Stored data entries
###
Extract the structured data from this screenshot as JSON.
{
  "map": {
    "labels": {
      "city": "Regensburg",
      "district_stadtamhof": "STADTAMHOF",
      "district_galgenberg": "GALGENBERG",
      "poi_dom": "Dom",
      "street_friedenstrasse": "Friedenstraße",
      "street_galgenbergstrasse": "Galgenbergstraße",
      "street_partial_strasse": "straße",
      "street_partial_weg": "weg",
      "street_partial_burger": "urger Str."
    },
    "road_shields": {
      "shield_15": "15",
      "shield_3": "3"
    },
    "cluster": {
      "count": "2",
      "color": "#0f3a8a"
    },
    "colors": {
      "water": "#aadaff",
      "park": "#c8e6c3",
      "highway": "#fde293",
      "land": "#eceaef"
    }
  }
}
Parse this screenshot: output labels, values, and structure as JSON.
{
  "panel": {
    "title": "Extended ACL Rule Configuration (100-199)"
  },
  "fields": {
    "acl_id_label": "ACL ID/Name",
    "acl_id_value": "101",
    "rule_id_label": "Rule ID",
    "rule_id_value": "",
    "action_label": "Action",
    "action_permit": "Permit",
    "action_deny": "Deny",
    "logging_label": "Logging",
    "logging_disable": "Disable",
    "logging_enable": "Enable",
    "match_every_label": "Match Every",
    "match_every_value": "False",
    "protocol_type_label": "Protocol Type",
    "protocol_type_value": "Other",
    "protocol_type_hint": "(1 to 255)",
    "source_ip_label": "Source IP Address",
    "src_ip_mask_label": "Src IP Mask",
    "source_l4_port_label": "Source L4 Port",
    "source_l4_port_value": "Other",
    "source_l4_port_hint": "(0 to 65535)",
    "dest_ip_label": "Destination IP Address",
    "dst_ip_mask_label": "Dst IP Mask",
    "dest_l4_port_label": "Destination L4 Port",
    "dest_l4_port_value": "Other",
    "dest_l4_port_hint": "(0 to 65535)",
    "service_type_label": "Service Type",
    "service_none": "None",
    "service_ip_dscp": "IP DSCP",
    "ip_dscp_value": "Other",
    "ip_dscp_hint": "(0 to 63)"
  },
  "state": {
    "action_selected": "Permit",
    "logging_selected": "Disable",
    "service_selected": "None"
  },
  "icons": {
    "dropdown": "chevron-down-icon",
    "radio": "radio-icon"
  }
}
###
§ Task statement: Output the full listing without altering anything.

§ Task answer:
Extract the structured data from this screenshot as JSON.
{
  "map": {
    "labels": {
      "city": "Regensburg",
      "district_stadtamhof": "STADTAMHOF",
      "district_galgenberg": "GALGENBERG",
      "poi_dom": "Dom",
      "street_friedenstrasse": "Friedenstraße",
      "street_galgenbergstrasse": "Galgenbergstraße",
      "street_partial_strasse": "straße",
      "street_partial_weg": "weg",
      "street_partial_burger": "urger Str."
    },
    "road_shields": {
      "shield_15": "15",
      "shield_3": "3"
    },
    "cluster": {
      "count": "2",
      "color": "#0f3a8a"
    },
    "colors": {
      "water": "#aadaff",
      "park": "#c8e6c3",
      "highway": "#fde293",
      "land": "#eceaef"
    }
  }
}
Parse this screenshot: output labels, values, and structure as JSON.
{
  "panel": {
    "title": "Extended ACL Rule Configuration (100-199)"
  },
  "fields": {
    "acl_id_label": "ACL ID/Name",
    "acl_id_value": "101",
    "rule_id_label": "Rule ID",
    "rule_id_value": "",
    "action_label": "Action",
    "action_permit": "Permit",
    "action_deny": "Deny",
    "logging_label": "Logging",
    "logging_disable": "Disable",
    "logging_enable": "Enable",
    "match_every_label": "Match Every",
    "match_every_value": "False",
    "protocol_type_label": "Protocol Type",
    "protocol_type_value": "Other",
    "protocol_type_hint": "(1 to 255)",
    "source_ip_label": "Source IP Address",
    "src_ip_mask_label": "Src IP Mask",
    "source_l4_port_label": "Source L4 Port",
    "source_l4_port_value": "Other",
    "source_l4_port_hint": "(0 to 65535)",
    "dest_ip_label": "Destination IP Address",
    "dst_ip_mask_label": "Dst IP Mask",
    "dest_l4_port_label": "Destination L4 Port",
    "dest_l4_port_value": "Other",
    "dest_l4_port_hint": "(0 to 65535)",
    "service_type_label": "Service Type",
    "service_none": "None",
    "service_ip_dscp": "IP DSCP",
    "ip_dscp_value": "Other",
    "ip_dscp_hint": "(0 to 63)"
  },
  "state": {
    "action_selected": "Permit",
    "logging_selected": "Disable",
    "service_selected": "None"
  },
  "icons": {
    "dropdown": "chevron-down-icon",
    "radio": "radio-icon"
  }
}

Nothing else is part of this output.